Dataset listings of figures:
_ _ _ _ _
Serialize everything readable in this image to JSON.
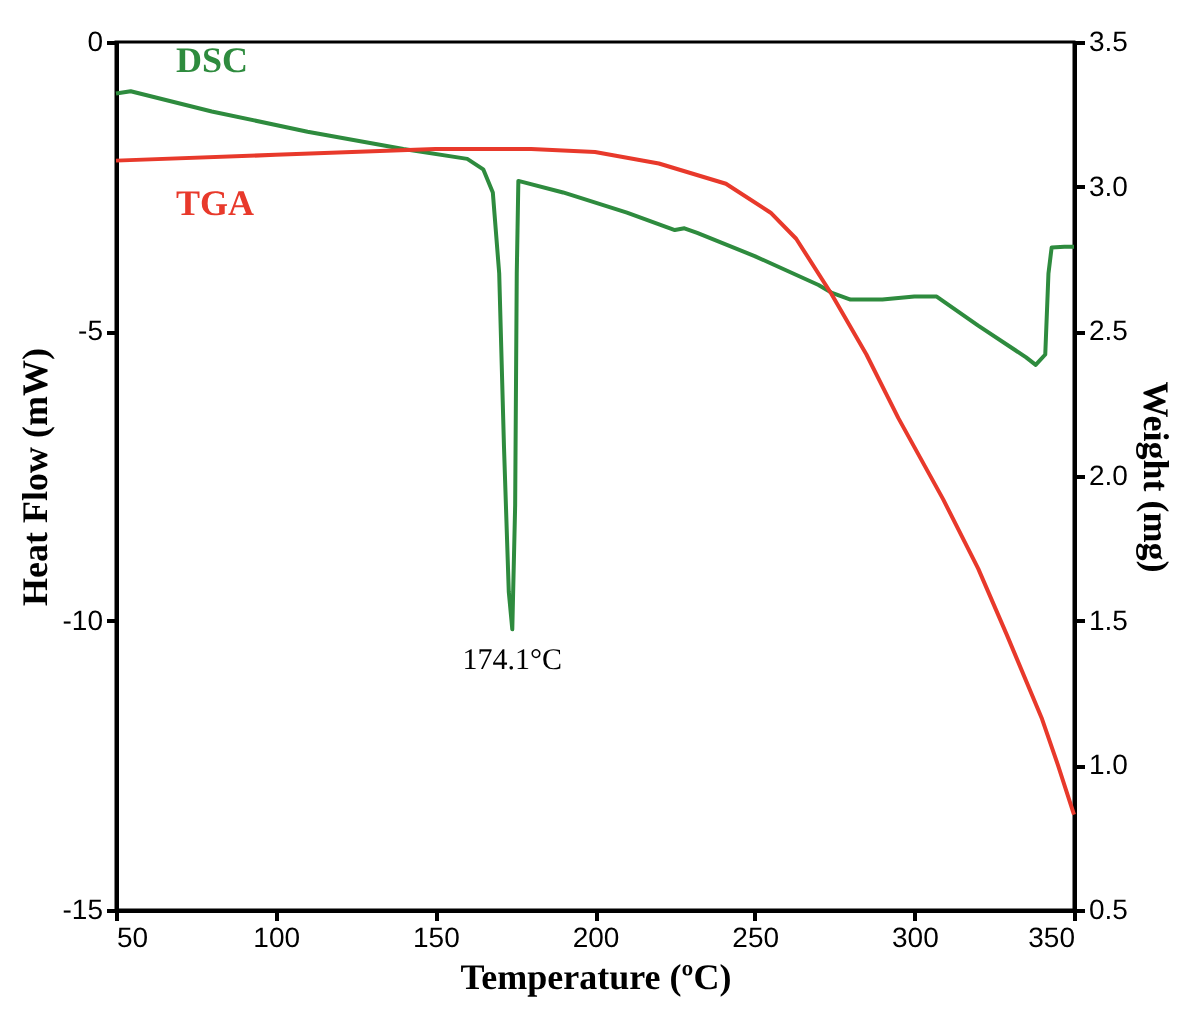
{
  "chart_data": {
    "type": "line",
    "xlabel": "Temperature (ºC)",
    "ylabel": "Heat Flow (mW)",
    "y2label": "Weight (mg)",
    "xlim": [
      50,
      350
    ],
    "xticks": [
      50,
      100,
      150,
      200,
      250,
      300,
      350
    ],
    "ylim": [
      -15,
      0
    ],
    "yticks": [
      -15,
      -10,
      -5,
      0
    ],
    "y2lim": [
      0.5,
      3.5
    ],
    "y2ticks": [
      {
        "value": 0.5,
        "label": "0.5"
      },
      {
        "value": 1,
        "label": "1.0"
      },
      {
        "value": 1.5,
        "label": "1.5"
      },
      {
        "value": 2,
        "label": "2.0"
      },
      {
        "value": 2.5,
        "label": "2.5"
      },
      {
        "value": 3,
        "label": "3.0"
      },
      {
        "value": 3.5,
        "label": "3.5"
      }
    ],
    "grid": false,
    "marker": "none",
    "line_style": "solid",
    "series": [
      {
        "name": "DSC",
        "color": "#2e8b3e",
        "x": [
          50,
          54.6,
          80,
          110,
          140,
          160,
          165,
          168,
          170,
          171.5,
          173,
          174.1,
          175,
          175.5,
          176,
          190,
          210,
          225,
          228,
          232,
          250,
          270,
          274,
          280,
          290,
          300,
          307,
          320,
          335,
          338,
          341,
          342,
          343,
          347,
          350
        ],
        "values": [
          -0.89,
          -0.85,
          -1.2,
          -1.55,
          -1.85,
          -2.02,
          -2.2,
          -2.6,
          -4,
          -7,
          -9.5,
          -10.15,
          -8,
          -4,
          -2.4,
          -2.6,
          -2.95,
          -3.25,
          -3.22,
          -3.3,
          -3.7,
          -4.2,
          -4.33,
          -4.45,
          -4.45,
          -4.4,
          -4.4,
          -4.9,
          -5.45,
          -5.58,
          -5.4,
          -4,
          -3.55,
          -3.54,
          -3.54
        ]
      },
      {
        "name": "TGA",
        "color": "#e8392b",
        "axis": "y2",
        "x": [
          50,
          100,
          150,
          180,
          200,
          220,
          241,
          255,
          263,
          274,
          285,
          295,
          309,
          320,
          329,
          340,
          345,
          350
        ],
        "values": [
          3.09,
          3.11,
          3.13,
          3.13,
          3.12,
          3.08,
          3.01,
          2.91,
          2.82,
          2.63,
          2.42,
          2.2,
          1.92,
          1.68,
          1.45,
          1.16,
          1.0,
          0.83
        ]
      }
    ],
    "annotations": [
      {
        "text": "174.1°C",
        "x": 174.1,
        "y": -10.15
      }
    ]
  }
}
_ _ _ _ _
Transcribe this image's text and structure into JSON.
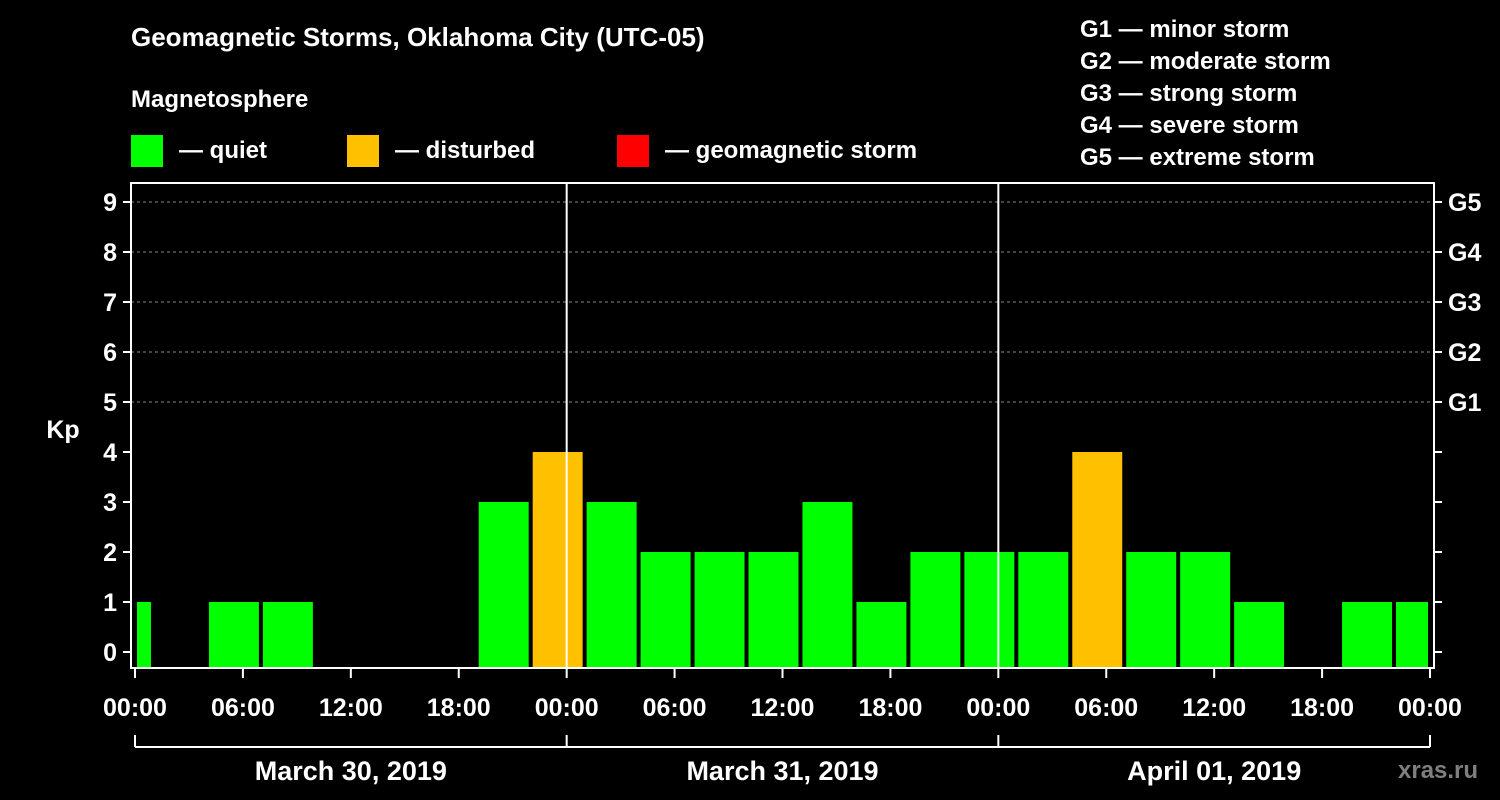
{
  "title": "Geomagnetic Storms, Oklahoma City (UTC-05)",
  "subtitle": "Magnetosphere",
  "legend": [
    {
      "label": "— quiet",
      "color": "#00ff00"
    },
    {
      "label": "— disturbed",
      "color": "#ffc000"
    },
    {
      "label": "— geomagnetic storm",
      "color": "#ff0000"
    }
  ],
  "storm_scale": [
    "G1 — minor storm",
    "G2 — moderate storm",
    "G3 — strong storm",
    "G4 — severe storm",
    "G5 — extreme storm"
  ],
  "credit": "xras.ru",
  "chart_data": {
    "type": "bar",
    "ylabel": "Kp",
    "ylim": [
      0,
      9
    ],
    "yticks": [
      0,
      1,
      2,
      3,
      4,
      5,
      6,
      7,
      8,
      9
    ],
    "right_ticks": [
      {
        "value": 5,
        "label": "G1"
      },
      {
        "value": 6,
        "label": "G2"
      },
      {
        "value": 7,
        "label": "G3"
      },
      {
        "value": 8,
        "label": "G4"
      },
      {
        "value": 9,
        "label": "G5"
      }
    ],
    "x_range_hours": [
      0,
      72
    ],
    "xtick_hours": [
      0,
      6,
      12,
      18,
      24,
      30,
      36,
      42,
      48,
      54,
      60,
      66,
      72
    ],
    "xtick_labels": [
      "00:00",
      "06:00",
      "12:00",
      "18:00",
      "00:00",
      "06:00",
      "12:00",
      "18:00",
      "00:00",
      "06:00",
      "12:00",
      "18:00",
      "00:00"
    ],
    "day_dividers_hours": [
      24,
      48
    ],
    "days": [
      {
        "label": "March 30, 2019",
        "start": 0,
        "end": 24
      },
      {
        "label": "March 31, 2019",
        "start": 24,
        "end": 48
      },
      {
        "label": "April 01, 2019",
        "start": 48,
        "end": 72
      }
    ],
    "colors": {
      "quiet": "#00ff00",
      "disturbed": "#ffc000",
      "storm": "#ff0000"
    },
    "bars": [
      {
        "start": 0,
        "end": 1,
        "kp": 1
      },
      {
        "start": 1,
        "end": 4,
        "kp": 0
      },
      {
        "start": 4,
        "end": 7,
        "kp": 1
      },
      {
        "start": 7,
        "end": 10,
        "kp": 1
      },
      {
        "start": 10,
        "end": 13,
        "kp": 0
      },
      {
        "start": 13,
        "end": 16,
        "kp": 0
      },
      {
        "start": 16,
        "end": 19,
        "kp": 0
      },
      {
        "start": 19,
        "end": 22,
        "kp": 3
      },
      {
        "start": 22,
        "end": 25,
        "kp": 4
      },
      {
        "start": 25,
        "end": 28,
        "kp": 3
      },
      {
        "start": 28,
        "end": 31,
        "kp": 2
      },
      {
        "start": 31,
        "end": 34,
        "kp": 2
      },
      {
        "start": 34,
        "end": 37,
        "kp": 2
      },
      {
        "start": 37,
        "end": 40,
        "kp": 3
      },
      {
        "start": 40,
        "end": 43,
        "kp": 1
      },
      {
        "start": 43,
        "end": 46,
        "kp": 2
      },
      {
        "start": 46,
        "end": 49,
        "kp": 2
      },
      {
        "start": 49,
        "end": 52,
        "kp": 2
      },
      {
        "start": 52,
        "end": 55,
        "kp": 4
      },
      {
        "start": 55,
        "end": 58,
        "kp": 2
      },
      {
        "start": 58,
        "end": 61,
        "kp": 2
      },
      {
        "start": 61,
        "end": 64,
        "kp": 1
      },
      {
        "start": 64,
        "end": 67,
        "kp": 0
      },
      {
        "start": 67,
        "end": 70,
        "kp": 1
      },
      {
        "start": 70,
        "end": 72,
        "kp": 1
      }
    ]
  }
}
_ _ _ _ _
THE EXERCISE:
From the records above, pull out every line containing the word "text".

RESULT OF THE TASK:
        "text": "174.1°C",
Transcribe this image's text and structure into JSON.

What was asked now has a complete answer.